Records for this task ::
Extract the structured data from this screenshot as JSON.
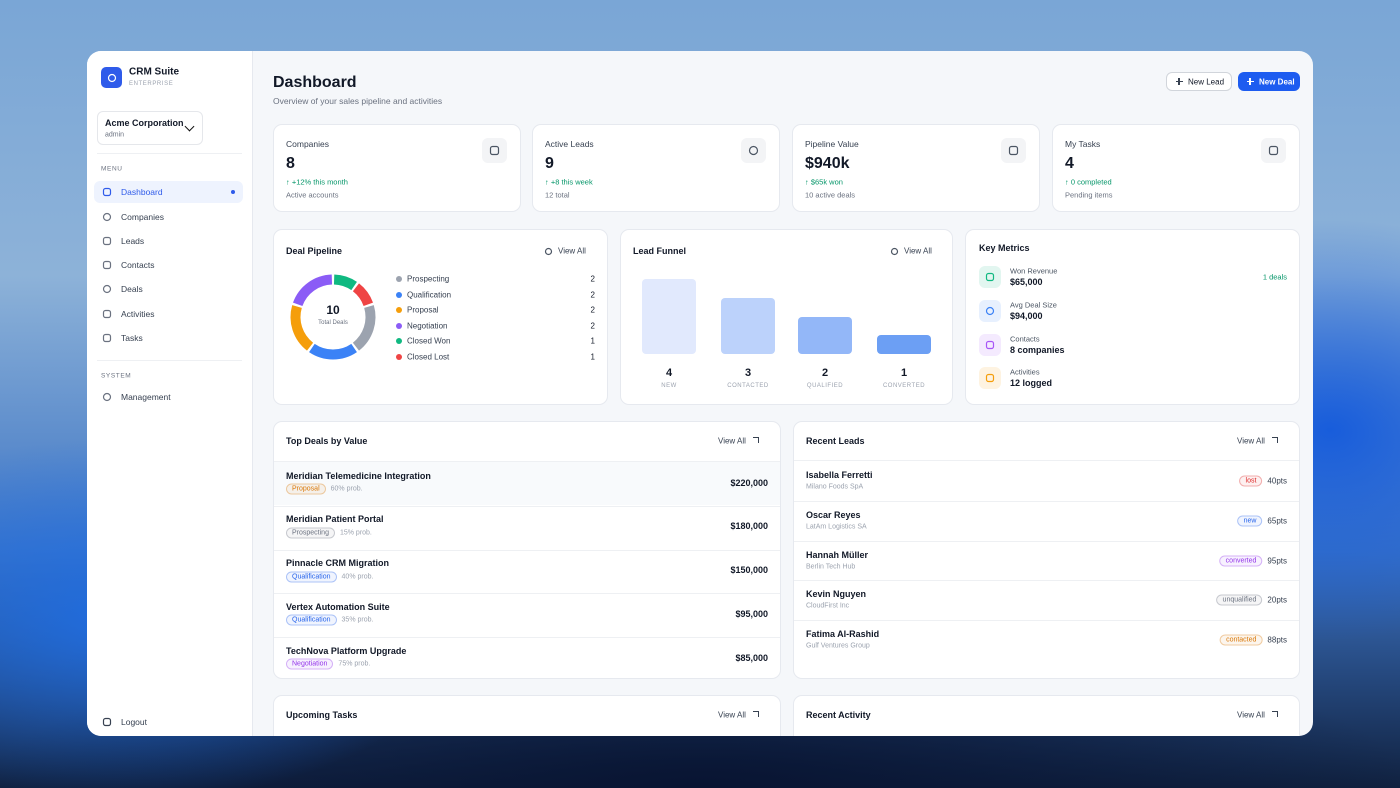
{
  "sidebar": {
    "brand": "CRM Suite",
    "edition": "ENTERPRISE",
    "org": "Acme Corporation",
    "role": "admin",
    "menu_label": "MENU",
    "menu": [
      "Dashboard",
      "Companies",
      "Leads",
      "Contacts",
      "Deals",
      "Activities",
      "Tasks"
    ],
    "system_label": "SYSTEM",
    "system": [
      "Management"
    ],
    "logout": "Logout"
  },
  "header": {
    "title": "Dashboard",
    "subtitle": "Overview of your sales pipeline and activities",
    "buttons": [
      "New Lead",
      "New Deal"
    ]
  },
  "stats": [
    {
      "label": "Companies",
      "value": "8",
      "change": "↑ +12% this month",
      "note": "Active accounts"
    },
    {
      "label": "Active Leads",
      "value": "9",
      "change": "↑ +8 this week",
      "note": "12 total"
    },
    {
      "label": "Pipeline Value",
      "value": "$940k",
      "change": "↑ $65k won",
      "note": "10 active deals"
    },
    {
      "label": "My Tasks",
      "value": "4",
      "change": "↑ 0 completed",
      "note": "Pending items"
    }
  ],
  "pipeline": {
    "title": "Deal Pipeline",
    "action": "View All",
    "total": 10,
    "total_label": "Total Deals",
    "stages": [
      {
        "name": "Prospecting",
        "count": 2,
        "color": "#9ca3af"
      },
      {
        "name": "Qualification",
        "count": 2,
        "color": "#3b82f6"
      },
      {
        "name": "Proposal",
        "count": 2,
        "color": "#f59e0b"
      },
      {
        "name": "Negotiation",
        "count": 2,
        "color": "#8b5cf6"
      },
      {
        "name": "Closed Won",
        "count": 1,
        "color": "#10b981"
      },
      {
        "name": "Closed Lost",
        "count": 1,
        "color": "#ef4444"
      }
    ]
  },
  "funnel": {
    "title": "Lead Funnel",
    "action": "View All",
    "stages": [
      {
        "label": "NEW",
        "count": 4,
        "color": "#e1e9fd"
      },
      {
        "label": "CONTACTED",
        "count": 3,
        "color": "#bcd2fb"
      },
      {
        "label": "QUALIFIED",
        "count": 2,
        "color": "#93b7f8"
      },
      {
        "label": "CONVERTED",
        "count": 1,
        "color": "#6c9ff4"
      }
    ]
  },
  "metrics": {
    "title": "Key Metrics",
    "items": [
      {
        "label": "Won Revenue",
        "value": "$65,000",
        "extra": "1 deals",
        "color": "#10b981"
      },
      {
        "label": "Avg Deal Size",
        "value": "$94,000",
        "color": "#3b82f6"
      },
      {
        "label": "Contacts",
        "value": "8 companies",
        "color": "#a855f7"
      },
      {
        "label": "Activities",
        "value": "12 logged",
        "color": "#f59e0b"
      }
    ]
  },
  "top_deals": {
    "title": "Top Deals by Value",
    "action": "View All",
    "rows": [
      {
        "name": "Meridian Telemedicine Integration",
        "stage": "Proposal",
        "prob": "60% prob.",
        "value": "$220,000",
        "color": "#d97706"
      },
      {
        "name": "Meridian Patient Portal",
        "stage": "Prospecting",
        "prob": "15% prob.",
        "value": "$180,000",
        "color": "#6b7280"
      },
      {
        "name": "Pinnacle CRM Migration",
        "stage": "Qualification",
        "prob": "40% prob.",
        "value": "$150,000",
        "color": "#2563eb"
      },
      {
        "name": "Vertex Automation Suite",
        "stage": "Qualification",
        "prob": "35% prob.",
        "value": "$95,000",
        "color": "#2563eb"
      },
      {
        "name": "TechNova Platform Upgrade",
        "stage": "Negotiation",
        "prob": "75% prob.",
        "value": "$85,000",
        "color": "#9333ea"
      }
    ]
  },
  "recent_leads": {
    "title": "Recent Leads",
    "action": "View All",
    "rows": [
      {
        "name": "Isabella Ferretti",
        "company": "Milano Foods SpA",
        "status": "lost",
        "score": "40pts",
        "color": "#dc2626"
      },
      {
        "name": "Oscar Reyes",
        "company": "LatAm Logistics SA",
        "status": "new",
        "score": "65pts",
        "color": "#2563eb"
      },
      {
        "name": "Hannah Müller",
        "company": "Berlin Tech Hub",
        "status": "converted",
        "score": "95pts",
        "color": "#9333ea"
      },
      {
        "name": "Kevin Nguyen",
        "company": "CloudFirst Inc",
        "status": "unqualified",
        "score": "20pts",
        "color": "#6b7280"
      },
      {
        "name": "Fatima Al-Rashid",
        "company": "Gulf Ventures Group",
        "status": "contacted",
        "score": "88pts",
        "color": "#d97706"
      }
    ]
  },
  "upcoming_tasks": {
    "title": "Upcoming Tasks",
    "action": "View All"
  },
  "recent_activity": {
    "title": "Recent Activity",
    "action": "View All"
  }
}
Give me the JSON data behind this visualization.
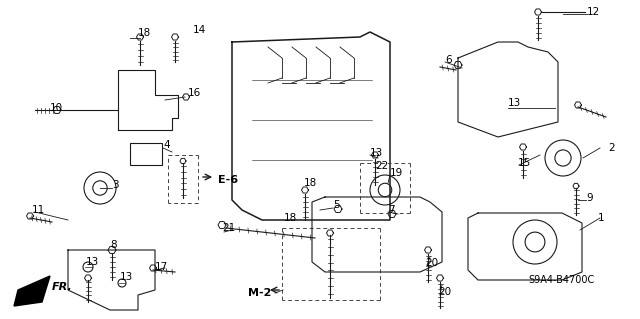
{
  "bg_color": "#ffffff",
  "line_color": "#1a1a1a",
  "label_color": "#000000",
  "label_fontsize": 7.5,
  "labels_draw": [
    [
      598,
      218,
      "1"
    ],
    [
      608,
      148,
      "2"
    ],
    [
      112,
      185,
      "3"
    ],
    [
      163,
      145,
      "4"
    ],
    [
      333,
      205,
      "5"
    ],
    [
      445,
      60,
      "6"
    ],
    [
      388,
      210,
      "7"
    ],
    [
      110,
      245,
      "8"
    ],
    [
      586,
      198,
      "9"
    ],
    [
      50,
      108,
      "10"
    ],
    [
      32,
      210,
      "11"
    ],
    [
      587,
      12,
      "12"
    ],
    [
      508,
      103,
      "13"
    ],
    [
      86,
      262,
      "13"
    ],
    [
      120,
      277,
      "13"
    ],
    [
      370,
      153,
      "13"
    ],
    [
      193,
      30,
      "14"
    ],
    [
      518,
      163,
      "15"
    ],
    [
      188,
      93,
      "16"
    ],
    [
      155,
      267,
      "17"
    ],
    [
      138,
      33,
      "18"
    ],
    [
      304,
      183,
      "18"
    ],
    [
      284,
      218,
      "18"
    ],
    [
      390,
      173,
      "19"
    ],
    [
      425,
      263,
      "20"
    ],
    [
      438,
      292,
      "20"
    ],
    [
      222,
      228,
      "21"
    ],
    [
      375,
      166,
      "22"
    ],
    [
      528,
      280,
      "S9A4-B4700C"
    ]
  ]
}
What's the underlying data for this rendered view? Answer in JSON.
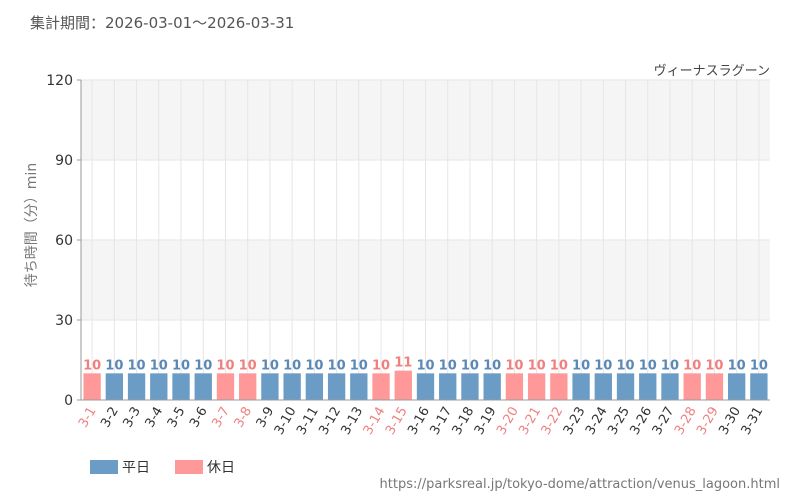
{
  "header": {
    "period": "集計期間：2026-03-01～2026-03-31"
  },
  "source_url": "https://parksreal.jp/tokyo-dome/attraction/venus_lagoon.html",
  "colors": {
    "weekday": "#6a9cc6",
    "holiday": "#ff9999",
    "weekday_label": "#5b88b4",
    "holiday_label": "#f08080",
    "band": "#f5f5f5",
    "grid": "#e6e6e6",
    "axis": "#999999"
  },
  "chart_data": {
    "type": "bar",
    "title": "ヴィーナスラグーン",
    "xlabel": "",
    "ylabel": "待ち時間（分）min",
    "ylim": [
      0,
      120
    ],
    "yticks": [
      0,
      30,
      60,
      90,
      120
    ],
    "grid": true,
    "legend_position": "bottom-left",
    "legend": [
      {
        "key": "weekday",
        "label": "平日"
      },
      {
        "key": "holiday",
        "label": "休日"
      }
    ],
    "categories": [
      "3-1",
      "3-2",
      "3-3",
      "3-4",
      "3-5",
      "3-6",
      "3-7",
      "3-8",
      "3-9",
      "3-10",
      "3-11",
      "3-12",
      "3-13",
      "3-14",
      "3-15",
      "3-16",
      "3-17",
      "3-18",
      "3-19",
      "3-20",
      "3-21",
      "3-22",
      "3-23",
      "3-24",
      "3-25",
      "3-26",
      "3-27",
      "3-28",
      "3-29",
      "3-30",
      "3-31"
    ],
    "values": [
      10,
      10,
      10,
      10,
      10,
      10,
      10,
      10,
      10,
      10,
      10,
      10,
      10,
      10,
      11,
      10,
      10,
      10,
      10,
      10,
      10,
      10,
      10,
      10,
      10,
      10,
      10,
      10,
      10,
      10,
      10
    ],
    "day_type": [
      "holiday",
      "weekday",
      "weekday",
      "weekday",
      "weekday",
      "weekday",
      "holiday",
      "holiday",
      "weekday",
      "weekday",
      "weekday",
      "weekday",
      "weekday",
      "holiday",
      "holiday",
      "weekday",
      "weekday",
      "weekday",
      "weekday",
      "holiday",
      "holiday",
      "holiday",
      "weekday",
      "weekday",
      "weekday",
      "weekday",
      "weekday",
      "holiday",
      "holiday",
      "weekday",
      "weekday"
    ]
  }
}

Aim ::
Check each line of the records above for the word "change", then give the number of lines that have it, with no other words.

Output below ::
4